- Stated problem: Provide an exact copy of the data, excluding the images.
* begin Extracted records *
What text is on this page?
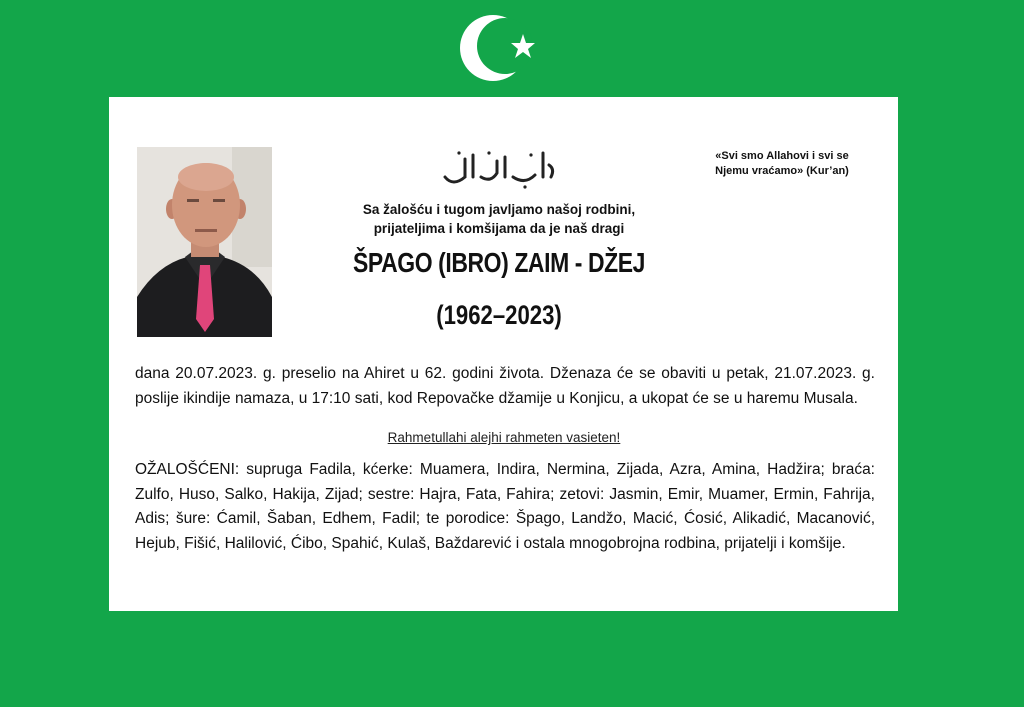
«Svi smo Allahovi i svi se
Njemu vraćamo» (Kur’an)
Sa žalošću i tugom javljamo našoj rodbini,
prijateljima i komšijama da je naš dragi
ŠPAGO (IBRO) ZAIM - DŽEJ
(1962–2023)
dana 20.07.2023. g. preselio na Ahiret u 62. godini života. Dženaza će se obaviti u petak, 21.07.2023. g. poslije ikindije namaza, u 17:10 sati, kod Repovačke džamije u Konjicu, a ukopat će se u haremu Musala.
Rahmetullahi alejhi rahmeten vasieten!
OŽALOŠĆENI: supruga Fadila, kćerke: Muamera, Indira, Nermina, Zijada, Azra, Amina, Hadžira; braća: Zulfo, Huso, Salko, Hakija, Zijad; sestre: Hajra, Fata, Fahira; zetovi: Jasmin, Emir, Muamer, Ermin, Fahrija, Adis; šure: Ćamil, Šaban, Edhem, Fadil; te porodice: Špago, Landžo, Macić, Ćosić, Alikadić, Macanović, Hejub, Fišić, Halilović, Ćibo, Spahić, Kulaš, Baždarević i ostala mnogobrojna rodbina, prijatelji i komšije.
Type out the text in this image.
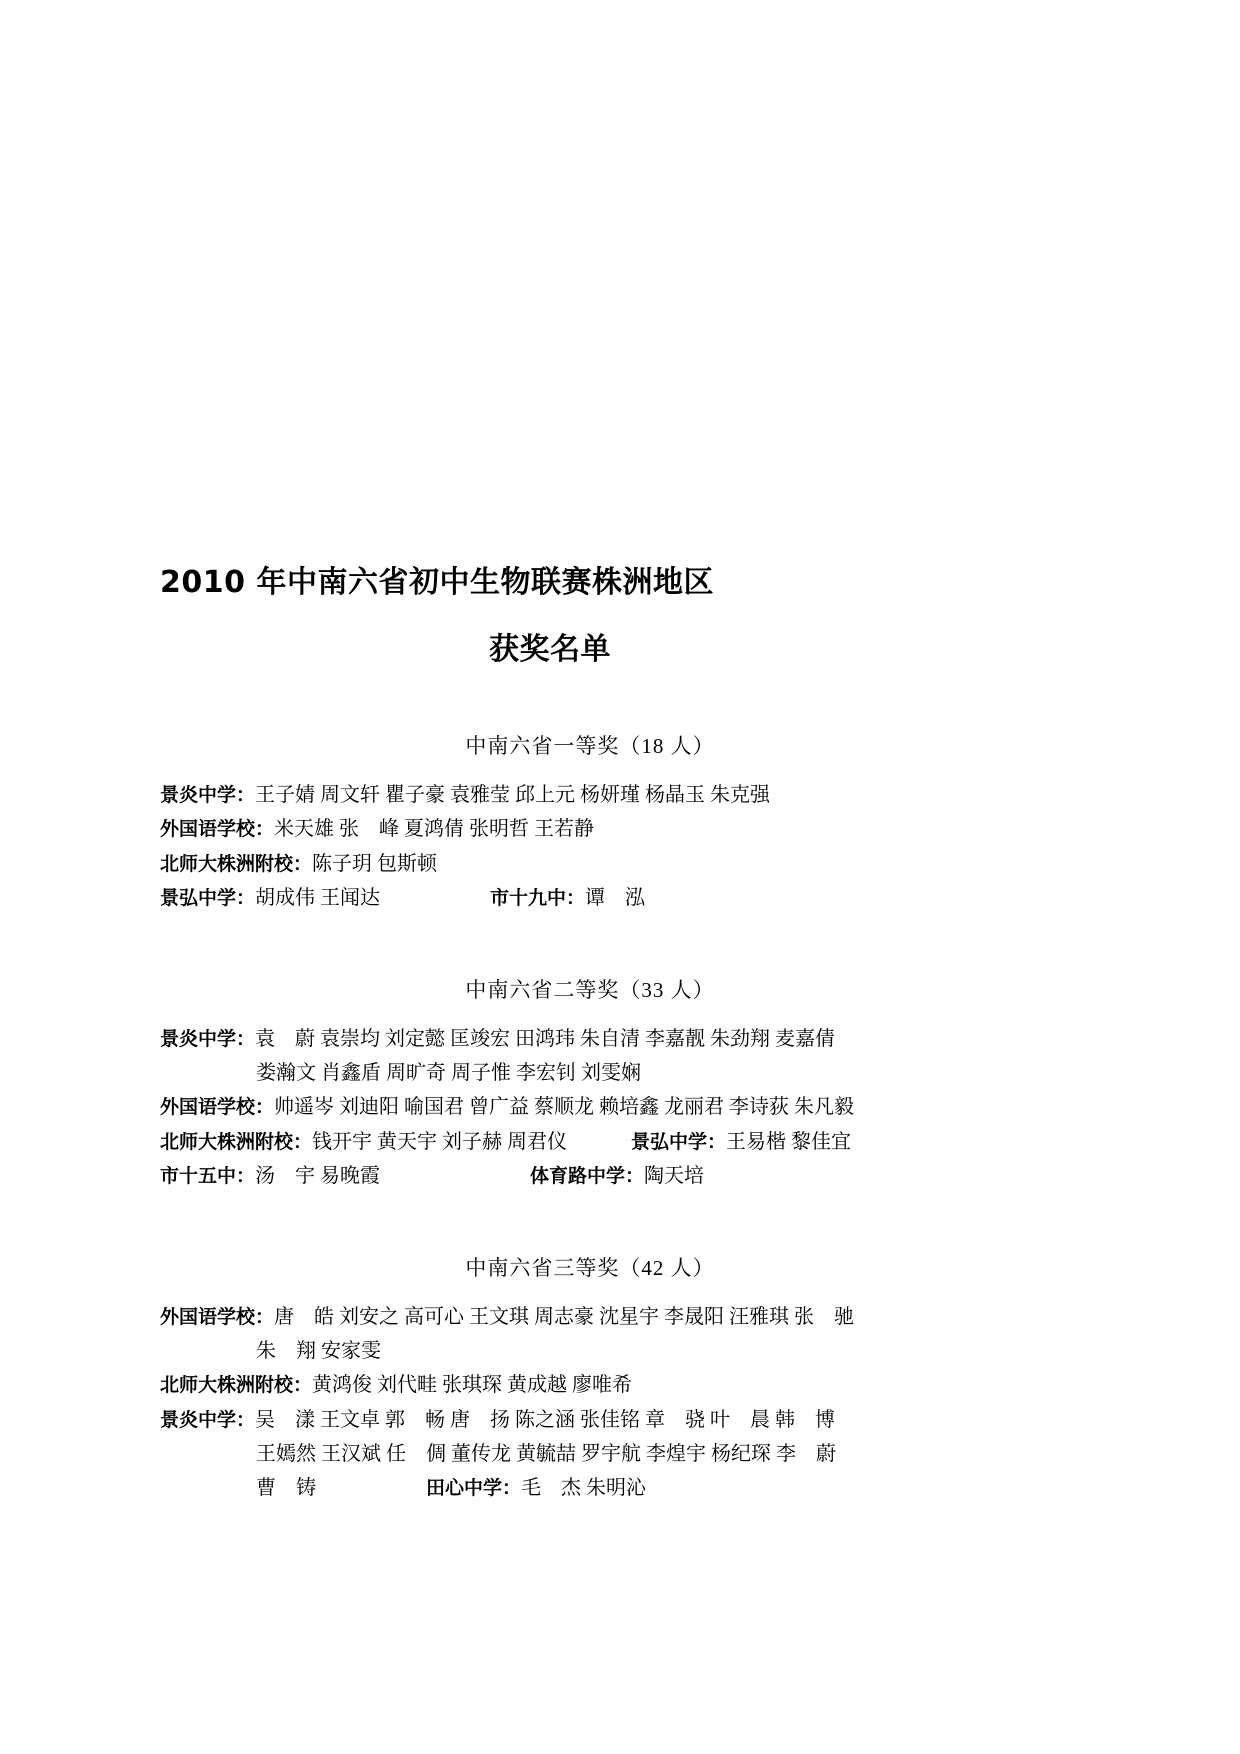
2010 年中南六省初中生物联赛株洲地区
获奖名单
中南六省一等奖（18 人）
景炎中学：王子婧 周文轩 瞿子豪 袁雅莹 邱上元 杨妍瑾 杨晶玉 朱克强
外国语学校：米天雄 张　峰 夏鸿倩 张明哲 王若静
北师大株洲附校：陈子玥 包斯顿
景弘中学：胡成伟 王闻达	市十九中：谭　泓
中南六省二等奖（33 人）
景炎中学：袁　蔚 袁崇均 刘定懿 匡竣宏 田鸿玮 朱自清 李嘉靓 朱劲翔 麦嘉倩
娄瀚文 肖鑫盾 周旷奇 周子惟 李宏钊 刘雯娴
外国语学校：帅遥岑 刘迪阳 喻国君 曾广益 蔡顺龙 赖培鑫 龙丽君 李诗荻 朱凡毅
北师大株洲附校：钱开宇 黄天宇 刘子赫 周君仪	景弘中学：王易楷 黎佳宜
市十五中：汤　宇 易晚霞	体育路中学：陶天培
中南六省三等奖（42 人）
外国语学校：唐　皓 刘安之 高可心 王文琪 周志豪 沈星宇 李晟阳 汪雅琪 张　驰
朱　翔 安家雯
北师大株洲附校：黄鸿俊 刘代畦 张琪琛 黄成越 廖唯希
景炎中学：吴　漾 王文卓 郭　畅 唐　扬 陈之涵 张佳铭 章　骁 叶　晨 韩　博
王嫣然 王汉斌 任　倜 董传龙 黄毓喆 罗宇航 李煌宇 杨纪琛 李　蔚
曹　铸	田心中学：毛　杰 朱明沁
* end Extracted records *
- Result:
What text is on this page?
«Svi smo Allahovi i svi se
Njemu vraćamo» (Kur’an)
Sa žalošću i tugom javljamo našoj rodbini,
prijateljima i komšijama da je naš dragi
ŠPAGO (IBRO) ZAIM - DŽEJ
(1962–2023)
dana 20.07.2023. g. preselio na Ahiret u 62. godini života. Dženaza će se obaviti u petak, 21.07.2023. g. poslije ikindije namaza, u 17:10 sati, kod Repovačke džamije u Konjicu, a ukopat će se u haremu Musala.
Rahmetullahi alejhi rahmeten vasieten!
OŽALOŠĆENI: supruga Fadila, kćerke: Muamera, Indira, Nermina, Zijada, Azra, Amina, Hadžira; braća: Zulfo, Huso, Salko, Hakija, Zijad; sestre: Hajra, Fata, Fahira; zetovi: Jasmin, Emir, Muamer, Ermin, Fahrija, Adis; šure: Ćamil, Šaban, Edhem, Fadil; te porodice: Špago, Landžo, Macić, Ćosić, Alikadić, Macanović, Hejub, Fišić, Halilović, Ćibo, Spahić, Kulaš, Baždarević i ostala mnogobrojna rodbina, prijatelji i komšije.
Type out the text in this image.
2010 年中南六省初中生物联赛株洲地区
获奖名单
中南六省一等奖（18 人）
景炎中学：王子婧 周文轩 瞿子豪 袁雅莹 邱上元 杨妍瑾 杨晶玉 朱克强
外国语学校：米天雄 张　峰 夏鸿倩 张明哲 王若静
北师大株洲附校：陈子玥 包斯顿
景弘中学：胡成伟 王闻达	市十九中：谭　泓
中南六省二等奖（33 人）
景炎中学：袁　蔚 袁崇均 刘定懿 匡竣宏 田鸿玮 朱自清 李嘉靓 朱劲翔 麦嘉倩
娄瀚文 肖鑫盾 周旷奇 周子惟 李宏钊 刘雯娴
外国语学校：帅遥岑 刘迪阳 喻国君 曾广益 蔡顺龙 赖培鑫 龙丽君 李诗荻 朱凡毅
北师大株洲附校：钱开宇 黄天宇 刘子赫 周君仪	景弘中学：王易楷 黎佳宜
市十五中：汤　宇 易晚霞	体育路中学：陶天培
中南六省三等奖（42 人）
外国语学校：唐　皓 刘安之 高可心 王文琪 周志豪 沈星宇 李晟阳 汪雅琪 张　驰
朱　翔 安家雯
北师大株洲附校：黄鸿俊 刘代畦 张琪琛 黄成越 廖唯希
景炎中学：吴　漾 王文卓 郭　畅 唐　扬 陈之涵 张佳铭 章　骁 叶　晨 韩　博
王嫣然 王汉斌 任　倜 董传龙 黄毓喆 罗宇航 李煌宇 杨纪琛 李　蔚
曹　铸	田心中学：毛　杰 朱明沁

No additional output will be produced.